### [BRIEF]
Give back the full listing, character for character, with no pictures.

Chart and figure data

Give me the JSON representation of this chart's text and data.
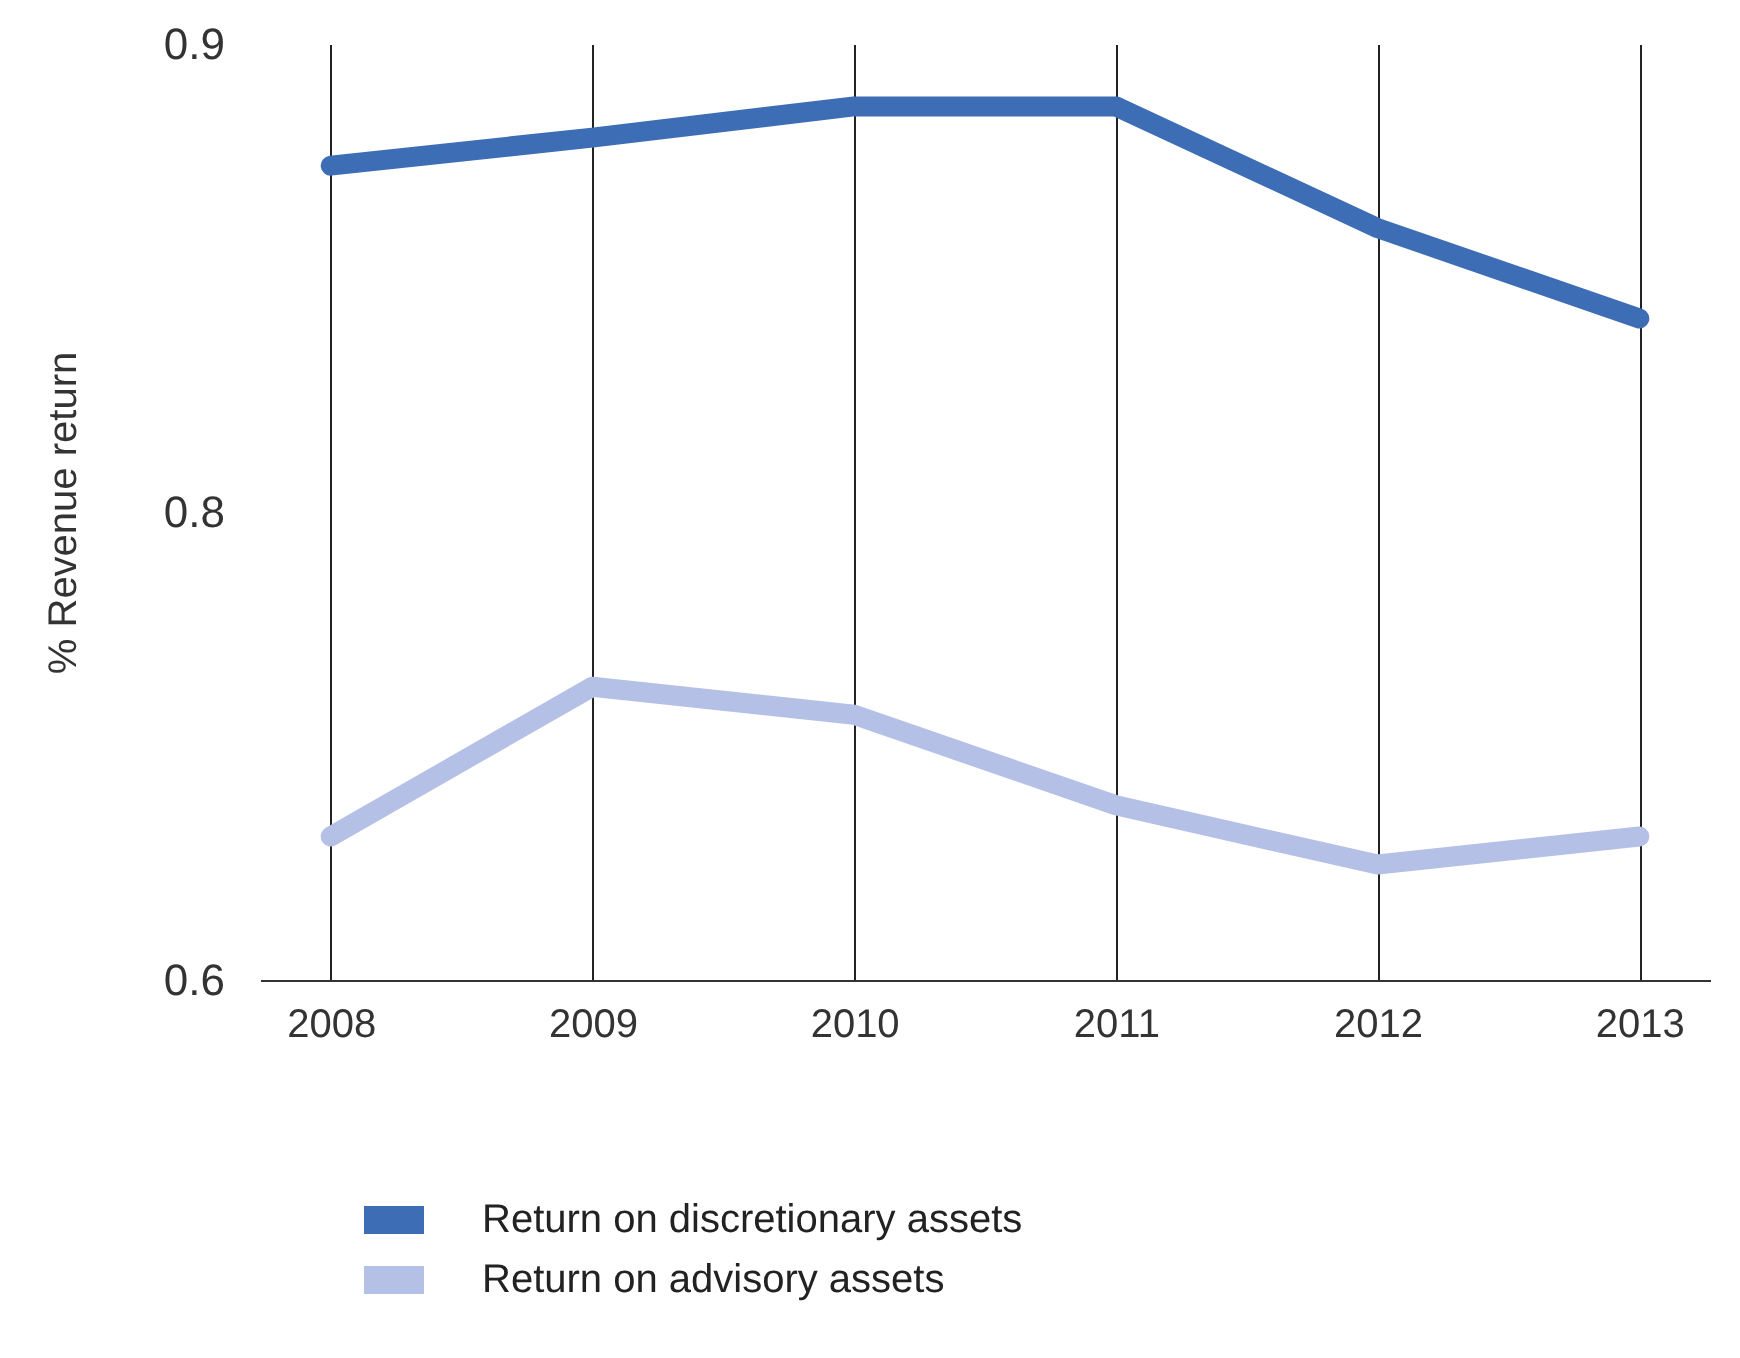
{
  "chart_data": {
    "type": "line",
    "ylabel": "% Revenue return",
    "categories": [
      "2008",
      "2009",
      "2010",
      "2011",
      "2012",
      "2013"
    ],
    "series": [
      {
        "name": "Return on discretionary assets",
        "color": "#3d6db5",
        "values": [
          0.861,
          0.87,
          0.88,
          0.88,
          0.841,
          0.812
        ]
      },
      {
        "name": "Return on advisory assets",
        "color": "#b5c0e6",
        "values": [
          0.646,
          0.694,
          0.685,
          0.656,
          0.637,
          0.646
        ]
      }
    ],
    "ylim": [
      0.6,
      0.9
    ],
    "yticks": [
      0.6,
      {
        "value": 0.75,
        "label": "0.8"
      },
      0.9
    ],
    "grid": "x",
    "legend": "bottom left",
    "marker": "none",
    "line_style": "solid"
  }
}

### [FINAL RESULT]
Give me the JSON representation of this chart's text and data.
{
  "chart_data": {
    "type": "line",
    "ylabel": "% Revenue return",
    "categories": [
      "2008",
      "2009",
      "2010",
      "2011",
      "2012",
      "2013"
    ],
    "series": [
      {
        "name": "Return on discretionary assets",
        "color": "#3d6db5",
        "values": [
          0.861,
          0.87,
          0.88,
          0.88,
          0.841,
          0.812
        ]
      },
      {
        "name": "Return on advisory assets",
        "color": "#b5c0e6",
        "values": [
          0.646,
          0.694,
          0.685,
          0.656,
          0.637,
          0.646
        ]
      }
    ],
    "ylim": [
      0.6,
      0.9
    ],
    "yticks": [
      0.6,
      {
        "value": 0.75,
        "label": "0.8"
      },
      0.9
    ],
    "grid": "x",
    "legend": "bottom left",
    "marker": "none",
    "line_style": "solid"
  }
}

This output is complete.